==== EXTRACTED INFORMATION ====

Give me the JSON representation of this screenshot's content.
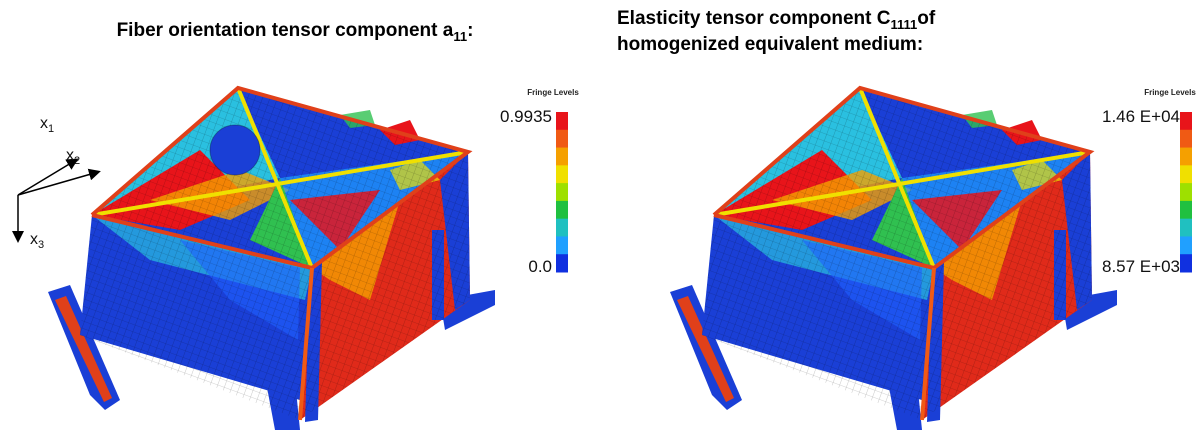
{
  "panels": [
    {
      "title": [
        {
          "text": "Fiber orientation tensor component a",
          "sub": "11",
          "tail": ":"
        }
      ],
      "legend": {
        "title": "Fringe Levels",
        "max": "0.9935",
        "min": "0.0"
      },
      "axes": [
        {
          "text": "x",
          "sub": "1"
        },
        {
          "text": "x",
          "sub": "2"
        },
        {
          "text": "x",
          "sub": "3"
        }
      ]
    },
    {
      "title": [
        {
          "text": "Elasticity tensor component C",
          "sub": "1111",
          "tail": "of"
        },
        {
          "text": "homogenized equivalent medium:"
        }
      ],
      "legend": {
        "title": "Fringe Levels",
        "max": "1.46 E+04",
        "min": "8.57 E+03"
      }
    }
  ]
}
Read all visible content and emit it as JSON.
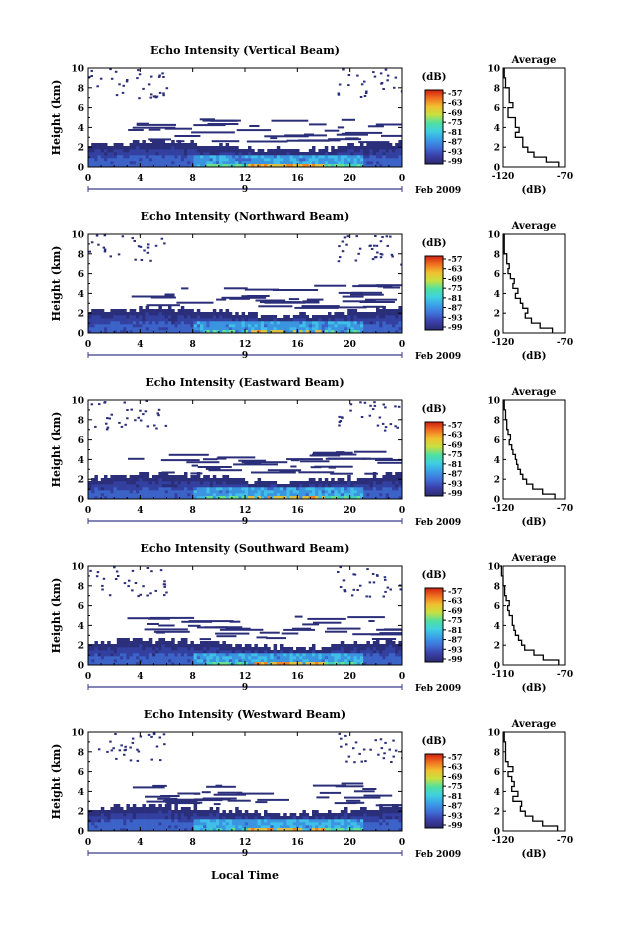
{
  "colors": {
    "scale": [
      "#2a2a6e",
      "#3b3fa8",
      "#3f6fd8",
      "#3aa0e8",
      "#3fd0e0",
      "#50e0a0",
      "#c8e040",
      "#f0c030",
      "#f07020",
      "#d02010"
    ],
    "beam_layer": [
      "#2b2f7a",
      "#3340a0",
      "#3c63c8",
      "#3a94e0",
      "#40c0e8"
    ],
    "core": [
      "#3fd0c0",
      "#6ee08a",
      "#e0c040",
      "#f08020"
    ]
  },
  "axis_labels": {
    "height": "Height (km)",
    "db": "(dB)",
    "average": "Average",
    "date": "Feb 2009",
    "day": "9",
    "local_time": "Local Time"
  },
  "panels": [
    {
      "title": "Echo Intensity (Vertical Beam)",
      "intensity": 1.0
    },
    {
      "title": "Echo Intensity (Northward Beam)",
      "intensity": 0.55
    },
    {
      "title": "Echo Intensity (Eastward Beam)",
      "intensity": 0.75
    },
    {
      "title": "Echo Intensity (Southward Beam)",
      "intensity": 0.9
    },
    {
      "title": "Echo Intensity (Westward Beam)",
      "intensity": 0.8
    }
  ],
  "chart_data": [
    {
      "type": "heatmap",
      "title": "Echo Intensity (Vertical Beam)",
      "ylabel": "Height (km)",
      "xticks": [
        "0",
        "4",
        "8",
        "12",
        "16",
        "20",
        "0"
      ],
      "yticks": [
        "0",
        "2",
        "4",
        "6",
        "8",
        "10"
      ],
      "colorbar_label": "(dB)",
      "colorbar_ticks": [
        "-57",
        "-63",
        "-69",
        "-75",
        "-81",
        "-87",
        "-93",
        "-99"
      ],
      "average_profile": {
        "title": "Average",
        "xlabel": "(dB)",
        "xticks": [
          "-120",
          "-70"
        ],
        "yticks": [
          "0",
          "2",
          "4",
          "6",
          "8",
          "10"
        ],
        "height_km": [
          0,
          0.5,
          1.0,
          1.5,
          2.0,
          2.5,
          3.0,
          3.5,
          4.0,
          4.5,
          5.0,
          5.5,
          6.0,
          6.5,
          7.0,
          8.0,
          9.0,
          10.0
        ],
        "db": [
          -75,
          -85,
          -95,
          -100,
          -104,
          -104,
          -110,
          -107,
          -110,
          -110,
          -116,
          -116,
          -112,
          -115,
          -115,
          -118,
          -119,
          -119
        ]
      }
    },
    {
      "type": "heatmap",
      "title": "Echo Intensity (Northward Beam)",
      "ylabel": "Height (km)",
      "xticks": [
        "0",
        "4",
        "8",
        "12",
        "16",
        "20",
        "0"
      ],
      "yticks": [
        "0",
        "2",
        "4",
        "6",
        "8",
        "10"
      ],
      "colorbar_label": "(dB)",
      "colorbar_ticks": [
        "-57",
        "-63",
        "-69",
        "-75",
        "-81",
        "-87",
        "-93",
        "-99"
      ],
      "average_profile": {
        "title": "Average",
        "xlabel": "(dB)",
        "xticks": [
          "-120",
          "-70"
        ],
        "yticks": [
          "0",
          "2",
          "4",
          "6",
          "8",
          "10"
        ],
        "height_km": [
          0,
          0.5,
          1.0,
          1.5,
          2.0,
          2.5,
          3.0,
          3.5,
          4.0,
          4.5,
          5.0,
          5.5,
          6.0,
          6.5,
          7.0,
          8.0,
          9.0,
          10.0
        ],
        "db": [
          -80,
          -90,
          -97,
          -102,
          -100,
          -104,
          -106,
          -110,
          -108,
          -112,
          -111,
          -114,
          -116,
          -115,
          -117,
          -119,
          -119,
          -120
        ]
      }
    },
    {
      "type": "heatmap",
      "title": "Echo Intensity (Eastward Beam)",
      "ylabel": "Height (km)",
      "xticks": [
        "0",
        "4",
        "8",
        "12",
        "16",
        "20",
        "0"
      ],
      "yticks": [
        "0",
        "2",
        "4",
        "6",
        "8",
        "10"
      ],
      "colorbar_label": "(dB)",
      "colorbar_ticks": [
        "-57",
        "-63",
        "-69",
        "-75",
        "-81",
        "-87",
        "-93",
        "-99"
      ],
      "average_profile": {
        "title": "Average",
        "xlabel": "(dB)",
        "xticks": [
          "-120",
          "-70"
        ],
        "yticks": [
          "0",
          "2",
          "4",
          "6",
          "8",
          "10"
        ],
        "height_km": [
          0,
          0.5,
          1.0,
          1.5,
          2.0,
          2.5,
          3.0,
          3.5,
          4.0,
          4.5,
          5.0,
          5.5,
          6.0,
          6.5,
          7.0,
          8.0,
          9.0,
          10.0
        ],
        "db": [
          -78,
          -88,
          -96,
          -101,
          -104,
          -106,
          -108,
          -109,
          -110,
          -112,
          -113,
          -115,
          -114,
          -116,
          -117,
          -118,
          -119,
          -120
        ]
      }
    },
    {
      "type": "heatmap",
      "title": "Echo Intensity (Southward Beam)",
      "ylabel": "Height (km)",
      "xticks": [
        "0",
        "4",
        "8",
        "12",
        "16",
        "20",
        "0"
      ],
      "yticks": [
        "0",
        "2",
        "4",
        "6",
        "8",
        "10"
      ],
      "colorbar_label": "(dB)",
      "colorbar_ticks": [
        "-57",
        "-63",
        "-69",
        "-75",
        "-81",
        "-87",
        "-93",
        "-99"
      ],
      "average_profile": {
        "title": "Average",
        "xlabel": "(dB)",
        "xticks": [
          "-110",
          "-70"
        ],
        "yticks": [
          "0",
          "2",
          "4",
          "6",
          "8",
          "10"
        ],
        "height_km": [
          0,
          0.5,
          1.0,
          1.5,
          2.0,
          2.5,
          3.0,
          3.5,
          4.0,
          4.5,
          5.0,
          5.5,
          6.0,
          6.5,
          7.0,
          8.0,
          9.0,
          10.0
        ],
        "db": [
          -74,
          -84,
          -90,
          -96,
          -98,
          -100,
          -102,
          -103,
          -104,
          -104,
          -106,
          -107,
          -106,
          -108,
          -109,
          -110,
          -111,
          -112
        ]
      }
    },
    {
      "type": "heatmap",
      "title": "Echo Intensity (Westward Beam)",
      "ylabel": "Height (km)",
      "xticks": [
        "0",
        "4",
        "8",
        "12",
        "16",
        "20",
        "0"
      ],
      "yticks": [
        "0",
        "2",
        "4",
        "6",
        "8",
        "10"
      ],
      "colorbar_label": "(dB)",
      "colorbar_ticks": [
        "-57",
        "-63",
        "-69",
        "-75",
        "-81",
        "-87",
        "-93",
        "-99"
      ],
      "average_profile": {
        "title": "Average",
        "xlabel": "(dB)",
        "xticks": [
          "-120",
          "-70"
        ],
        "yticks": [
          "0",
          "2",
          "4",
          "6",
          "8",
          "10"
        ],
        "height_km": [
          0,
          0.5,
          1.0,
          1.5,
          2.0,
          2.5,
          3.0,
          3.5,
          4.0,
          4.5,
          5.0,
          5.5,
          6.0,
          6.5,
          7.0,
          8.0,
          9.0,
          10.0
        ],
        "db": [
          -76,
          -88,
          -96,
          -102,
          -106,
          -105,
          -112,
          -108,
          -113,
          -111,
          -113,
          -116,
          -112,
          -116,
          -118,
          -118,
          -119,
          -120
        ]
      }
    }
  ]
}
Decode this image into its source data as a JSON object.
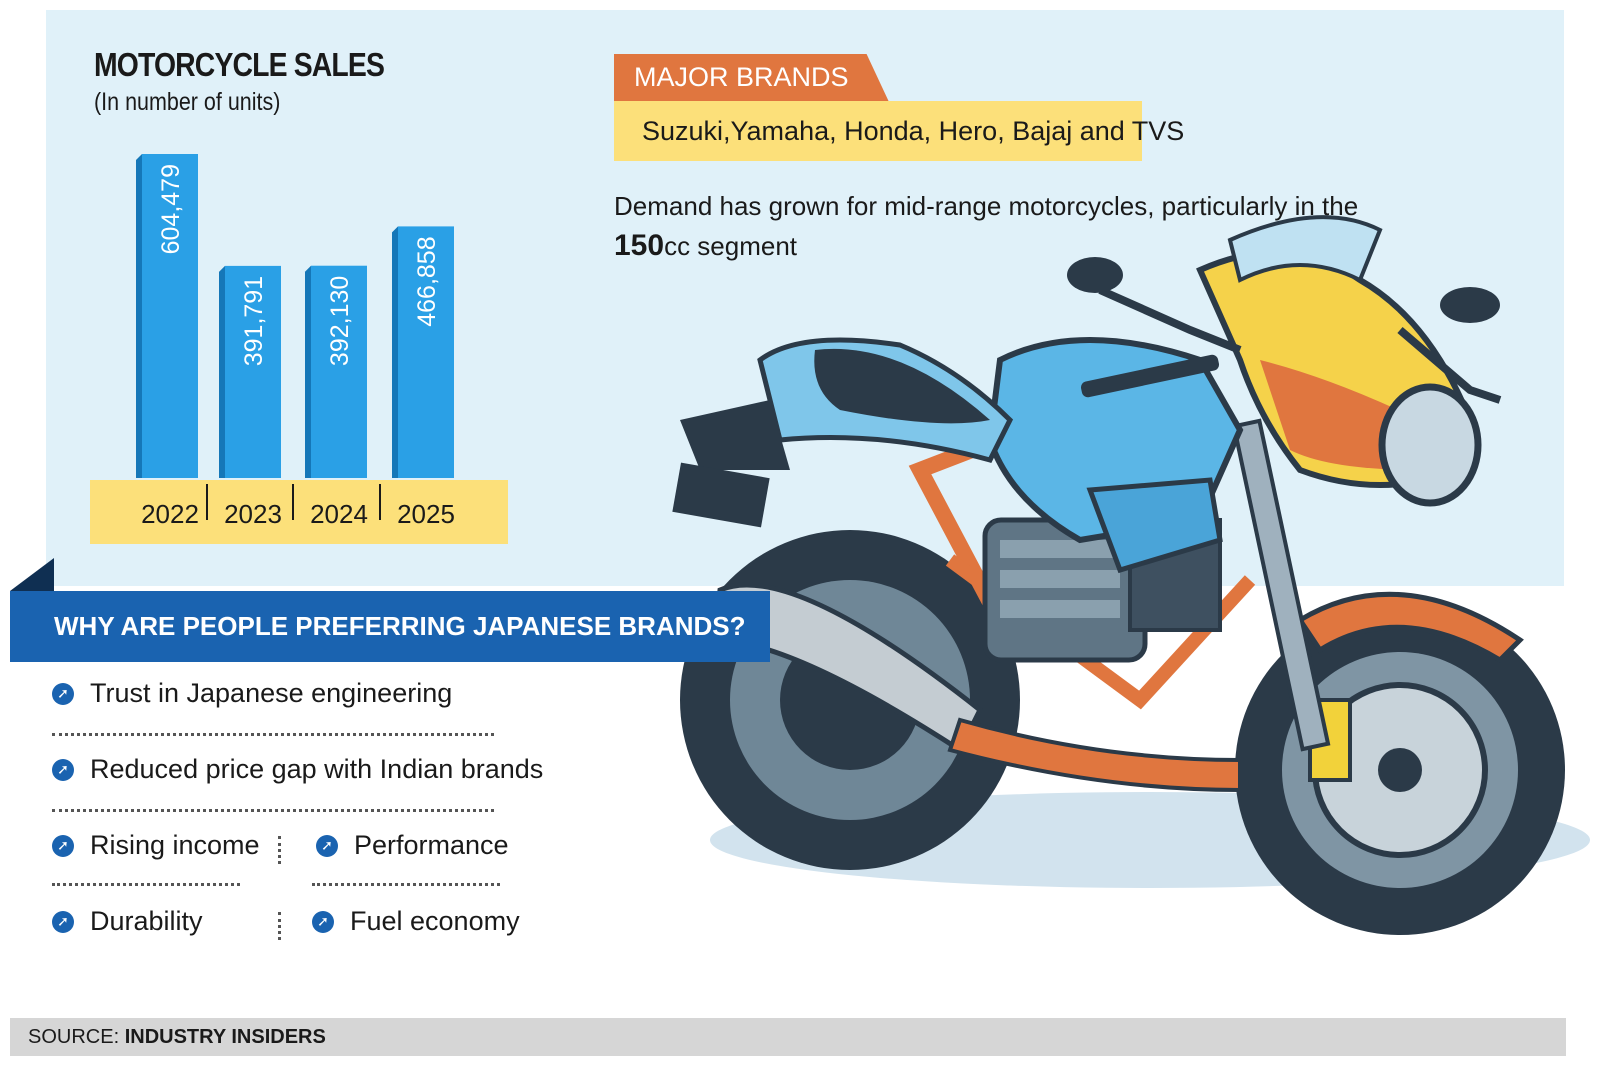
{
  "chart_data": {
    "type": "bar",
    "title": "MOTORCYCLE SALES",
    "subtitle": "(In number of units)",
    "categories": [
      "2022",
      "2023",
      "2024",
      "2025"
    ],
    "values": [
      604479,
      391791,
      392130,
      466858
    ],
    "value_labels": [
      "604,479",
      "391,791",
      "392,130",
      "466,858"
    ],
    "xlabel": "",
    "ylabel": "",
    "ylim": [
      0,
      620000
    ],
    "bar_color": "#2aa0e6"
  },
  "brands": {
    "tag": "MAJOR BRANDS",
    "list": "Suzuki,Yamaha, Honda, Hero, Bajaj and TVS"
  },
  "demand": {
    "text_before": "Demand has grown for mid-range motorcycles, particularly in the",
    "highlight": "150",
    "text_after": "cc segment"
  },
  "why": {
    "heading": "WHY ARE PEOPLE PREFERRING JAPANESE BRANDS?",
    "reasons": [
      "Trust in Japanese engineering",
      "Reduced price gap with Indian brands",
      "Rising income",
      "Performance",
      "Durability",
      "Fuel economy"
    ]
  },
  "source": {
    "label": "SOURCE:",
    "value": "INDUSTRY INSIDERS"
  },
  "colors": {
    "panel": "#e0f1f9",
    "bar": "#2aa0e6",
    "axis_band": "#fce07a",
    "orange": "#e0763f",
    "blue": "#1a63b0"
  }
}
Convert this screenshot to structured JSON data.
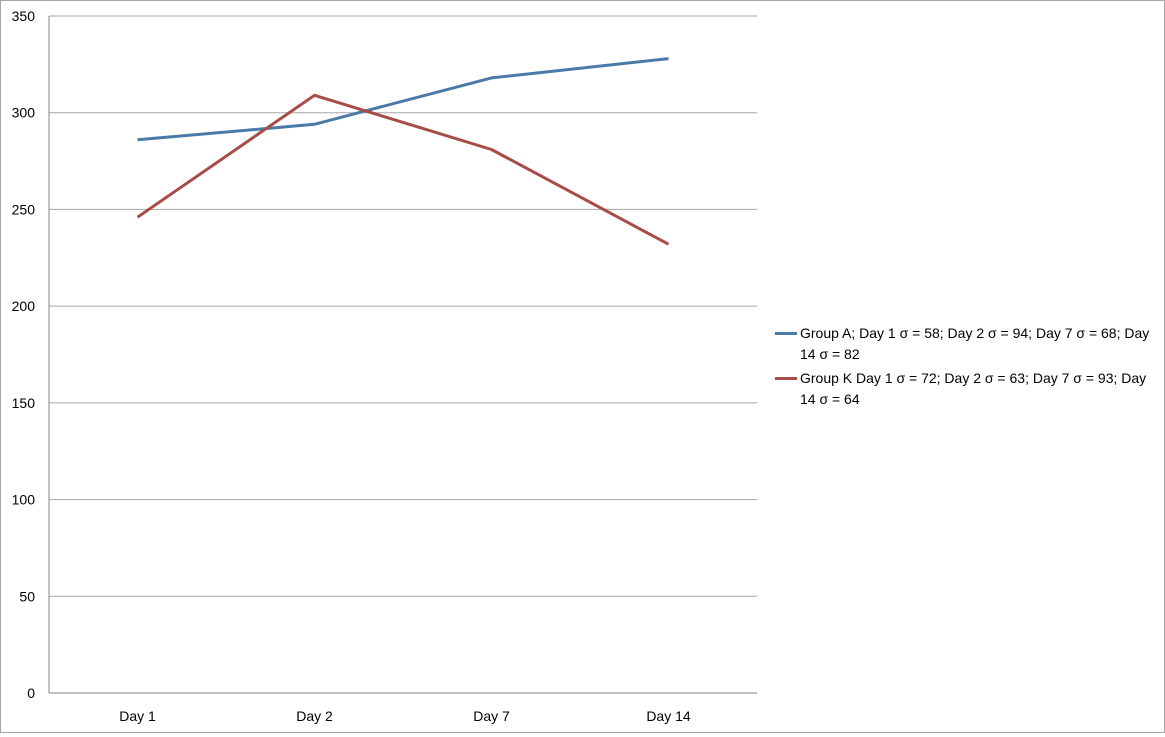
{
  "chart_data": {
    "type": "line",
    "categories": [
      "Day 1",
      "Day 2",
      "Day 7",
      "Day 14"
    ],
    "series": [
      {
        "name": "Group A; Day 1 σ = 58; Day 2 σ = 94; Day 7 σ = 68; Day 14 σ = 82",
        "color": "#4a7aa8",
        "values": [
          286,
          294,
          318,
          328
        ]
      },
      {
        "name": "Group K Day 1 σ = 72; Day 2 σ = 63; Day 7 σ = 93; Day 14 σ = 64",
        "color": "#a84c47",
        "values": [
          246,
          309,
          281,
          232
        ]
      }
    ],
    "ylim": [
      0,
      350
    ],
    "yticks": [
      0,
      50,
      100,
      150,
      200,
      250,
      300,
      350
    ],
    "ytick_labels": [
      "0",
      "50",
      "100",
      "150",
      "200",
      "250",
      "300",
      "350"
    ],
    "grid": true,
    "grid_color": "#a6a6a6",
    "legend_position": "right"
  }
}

====

* [TASK DETAILS]: In the records above, find the line containing "Convert this screenshot". Reproduce it and every line after it through the last line, omitting pictures.

* [WRITTEN SOLUTION]:
Convert this screenshot to structured JSON data.
{
  "chart_data": {
    "type": "line",
    "categories": [
      "Day 1",
      "Day 2",
      "Day 7",
      "Day 14"
    ],
    "series": [
      {
        "name": "Group A; Day 1 σ = 58; Day 2 σ = 94; Day 7 σ = 68; Day 14 σ = 82",
        "color": "#4a7aa8",
        "values": [
          286,
          294,
          318,
          328
        ]
      },
      {
        "name": "Group K Day 1 σ = 72; Day 2 σ = 63; Day 7 σ = 93; Day 14 σ = 64",
        "color": "#a84c47",
        "values": [
          246,
          309,
          281,
          232
        ]
      }
    ],
    "ylim": [
      0,
      350
    ],
    "yticks": [
      0,
      50,
      100,
      150,
      200,
      250,
      300,
      350
    ],
    "ytick_labels": [
      "0",
      "50",
      "100",
      "150",
      "200",
      "250",
      "300",
      "350"
    ],
    "grid": true,
    "grid_color": "#a6a6a6",
    "legend_position": "right"
  }
}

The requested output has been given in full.